• _RECORD LIST_
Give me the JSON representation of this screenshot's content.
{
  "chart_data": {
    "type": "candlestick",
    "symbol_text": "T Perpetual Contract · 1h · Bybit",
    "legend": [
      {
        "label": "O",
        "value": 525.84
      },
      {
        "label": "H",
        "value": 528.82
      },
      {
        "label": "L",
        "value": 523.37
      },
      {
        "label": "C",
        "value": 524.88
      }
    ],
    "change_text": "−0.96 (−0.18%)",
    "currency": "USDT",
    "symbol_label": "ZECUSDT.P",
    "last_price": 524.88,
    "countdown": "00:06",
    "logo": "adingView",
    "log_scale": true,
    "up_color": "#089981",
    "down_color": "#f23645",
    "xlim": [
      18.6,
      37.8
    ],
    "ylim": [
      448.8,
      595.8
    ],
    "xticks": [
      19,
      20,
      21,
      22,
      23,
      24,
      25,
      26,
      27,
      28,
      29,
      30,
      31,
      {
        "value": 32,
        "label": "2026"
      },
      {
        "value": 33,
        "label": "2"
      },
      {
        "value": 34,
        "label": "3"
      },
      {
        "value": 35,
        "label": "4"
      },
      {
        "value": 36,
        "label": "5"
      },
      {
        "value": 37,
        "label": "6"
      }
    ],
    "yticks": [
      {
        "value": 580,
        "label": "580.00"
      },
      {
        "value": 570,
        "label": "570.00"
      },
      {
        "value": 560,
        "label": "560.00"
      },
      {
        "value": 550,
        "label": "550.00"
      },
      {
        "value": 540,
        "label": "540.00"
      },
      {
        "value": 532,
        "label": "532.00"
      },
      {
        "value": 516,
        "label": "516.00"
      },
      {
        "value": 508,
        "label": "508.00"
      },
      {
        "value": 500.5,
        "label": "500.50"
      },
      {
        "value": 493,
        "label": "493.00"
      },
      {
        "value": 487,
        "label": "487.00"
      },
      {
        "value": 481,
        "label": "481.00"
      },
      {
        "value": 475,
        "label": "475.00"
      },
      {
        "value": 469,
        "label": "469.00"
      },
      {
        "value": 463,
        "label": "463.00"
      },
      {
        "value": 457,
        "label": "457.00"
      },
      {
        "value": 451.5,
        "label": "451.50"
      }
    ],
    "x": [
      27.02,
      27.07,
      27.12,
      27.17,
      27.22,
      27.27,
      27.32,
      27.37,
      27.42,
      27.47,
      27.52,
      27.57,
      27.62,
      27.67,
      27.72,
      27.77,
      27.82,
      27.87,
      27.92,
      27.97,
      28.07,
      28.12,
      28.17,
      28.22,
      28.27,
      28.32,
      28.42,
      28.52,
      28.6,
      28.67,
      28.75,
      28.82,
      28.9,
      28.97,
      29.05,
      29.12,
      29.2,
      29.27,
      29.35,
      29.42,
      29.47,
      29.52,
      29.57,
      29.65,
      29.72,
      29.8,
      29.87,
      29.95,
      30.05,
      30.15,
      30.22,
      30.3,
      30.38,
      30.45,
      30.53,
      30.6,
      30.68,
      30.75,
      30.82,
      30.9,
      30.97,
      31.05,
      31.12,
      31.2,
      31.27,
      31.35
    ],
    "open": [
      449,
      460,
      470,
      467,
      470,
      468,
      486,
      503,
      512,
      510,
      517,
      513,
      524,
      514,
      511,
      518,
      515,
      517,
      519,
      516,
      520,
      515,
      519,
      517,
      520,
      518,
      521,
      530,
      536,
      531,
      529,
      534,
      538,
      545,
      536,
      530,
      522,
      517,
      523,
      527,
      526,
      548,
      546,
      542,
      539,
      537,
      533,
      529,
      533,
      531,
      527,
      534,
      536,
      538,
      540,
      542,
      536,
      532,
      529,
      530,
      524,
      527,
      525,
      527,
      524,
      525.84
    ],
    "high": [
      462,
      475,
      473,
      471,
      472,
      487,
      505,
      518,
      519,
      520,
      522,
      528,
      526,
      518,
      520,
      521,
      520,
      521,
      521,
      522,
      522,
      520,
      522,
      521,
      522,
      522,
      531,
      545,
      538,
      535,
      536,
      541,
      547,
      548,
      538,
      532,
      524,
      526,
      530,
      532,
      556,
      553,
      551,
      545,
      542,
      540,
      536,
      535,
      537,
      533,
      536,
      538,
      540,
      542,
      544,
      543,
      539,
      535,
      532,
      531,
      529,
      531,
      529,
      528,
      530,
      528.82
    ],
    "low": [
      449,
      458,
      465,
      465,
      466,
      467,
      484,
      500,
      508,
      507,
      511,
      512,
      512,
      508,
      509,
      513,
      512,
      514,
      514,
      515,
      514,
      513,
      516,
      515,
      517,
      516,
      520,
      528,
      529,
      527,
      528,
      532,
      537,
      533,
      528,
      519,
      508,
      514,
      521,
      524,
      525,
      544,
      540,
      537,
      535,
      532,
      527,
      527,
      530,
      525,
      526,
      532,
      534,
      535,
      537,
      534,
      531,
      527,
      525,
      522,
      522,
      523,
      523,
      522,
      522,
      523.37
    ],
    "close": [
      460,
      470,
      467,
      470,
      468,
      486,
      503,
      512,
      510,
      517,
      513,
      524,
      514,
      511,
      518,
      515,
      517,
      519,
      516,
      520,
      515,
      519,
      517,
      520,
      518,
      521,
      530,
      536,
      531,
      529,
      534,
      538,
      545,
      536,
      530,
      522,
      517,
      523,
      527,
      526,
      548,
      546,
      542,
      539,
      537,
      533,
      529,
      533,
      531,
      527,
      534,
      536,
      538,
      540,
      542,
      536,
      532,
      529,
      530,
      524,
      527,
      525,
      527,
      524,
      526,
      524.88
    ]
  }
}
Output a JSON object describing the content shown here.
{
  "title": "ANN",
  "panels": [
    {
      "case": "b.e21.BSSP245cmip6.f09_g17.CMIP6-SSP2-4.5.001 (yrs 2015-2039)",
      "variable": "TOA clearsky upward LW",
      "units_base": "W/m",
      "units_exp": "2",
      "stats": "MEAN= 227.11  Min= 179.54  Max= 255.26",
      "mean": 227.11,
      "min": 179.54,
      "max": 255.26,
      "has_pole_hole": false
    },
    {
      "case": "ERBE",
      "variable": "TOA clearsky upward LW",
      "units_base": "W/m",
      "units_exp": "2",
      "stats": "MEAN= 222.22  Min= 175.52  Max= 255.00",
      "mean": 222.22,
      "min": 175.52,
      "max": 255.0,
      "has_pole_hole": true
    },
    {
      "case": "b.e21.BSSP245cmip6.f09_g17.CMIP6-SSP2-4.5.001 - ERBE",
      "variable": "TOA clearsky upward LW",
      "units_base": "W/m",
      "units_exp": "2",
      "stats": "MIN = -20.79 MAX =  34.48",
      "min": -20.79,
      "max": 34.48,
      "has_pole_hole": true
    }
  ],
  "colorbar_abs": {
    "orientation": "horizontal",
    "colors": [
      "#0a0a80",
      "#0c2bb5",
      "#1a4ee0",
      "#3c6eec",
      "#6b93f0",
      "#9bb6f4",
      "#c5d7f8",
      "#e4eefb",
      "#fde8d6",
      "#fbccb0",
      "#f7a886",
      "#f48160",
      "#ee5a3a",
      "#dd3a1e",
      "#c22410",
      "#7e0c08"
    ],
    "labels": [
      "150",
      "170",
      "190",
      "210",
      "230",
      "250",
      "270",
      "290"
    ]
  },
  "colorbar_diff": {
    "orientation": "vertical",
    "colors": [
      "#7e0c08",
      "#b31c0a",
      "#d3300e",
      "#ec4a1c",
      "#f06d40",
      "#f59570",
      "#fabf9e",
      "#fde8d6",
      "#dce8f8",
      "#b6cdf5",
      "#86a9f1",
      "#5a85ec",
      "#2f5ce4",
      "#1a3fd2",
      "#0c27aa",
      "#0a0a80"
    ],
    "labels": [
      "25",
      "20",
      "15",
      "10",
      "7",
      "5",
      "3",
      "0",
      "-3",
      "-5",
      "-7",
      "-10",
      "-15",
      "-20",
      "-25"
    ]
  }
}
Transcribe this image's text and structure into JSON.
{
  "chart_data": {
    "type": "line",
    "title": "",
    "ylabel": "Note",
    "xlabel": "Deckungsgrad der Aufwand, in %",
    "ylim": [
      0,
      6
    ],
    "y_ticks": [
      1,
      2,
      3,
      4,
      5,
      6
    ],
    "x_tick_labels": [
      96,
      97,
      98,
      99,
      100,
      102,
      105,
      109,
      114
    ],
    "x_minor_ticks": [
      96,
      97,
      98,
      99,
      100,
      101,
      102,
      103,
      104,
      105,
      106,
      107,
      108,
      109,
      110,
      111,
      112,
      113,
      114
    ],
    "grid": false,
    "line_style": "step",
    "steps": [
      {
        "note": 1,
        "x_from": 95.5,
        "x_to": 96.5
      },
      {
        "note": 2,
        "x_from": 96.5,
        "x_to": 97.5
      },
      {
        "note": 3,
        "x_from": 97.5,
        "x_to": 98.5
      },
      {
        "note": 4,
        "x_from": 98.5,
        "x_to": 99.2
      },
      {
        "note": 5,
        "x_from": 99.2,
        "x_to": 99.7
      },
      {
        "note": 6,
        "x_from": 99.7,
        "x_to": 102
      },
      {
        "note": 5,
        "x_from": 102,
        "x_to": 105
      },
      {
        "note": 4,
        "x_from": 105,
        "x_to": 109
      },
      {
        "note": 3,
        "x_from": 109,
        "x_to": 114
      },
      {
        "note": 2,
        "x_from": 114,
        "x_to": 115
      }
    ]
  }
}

• _DIRECTIONS FOR THIS TASK_
Filter the records above for "ERBE" and copy every matching line.

• _OUTPUT FOR THIS EXERCISE_
      "case": "ERBE",
      "case": "b.e21.BSSP245cmip6.f09_g17.CMIP6-SSP2-4.5.001 - ERBE",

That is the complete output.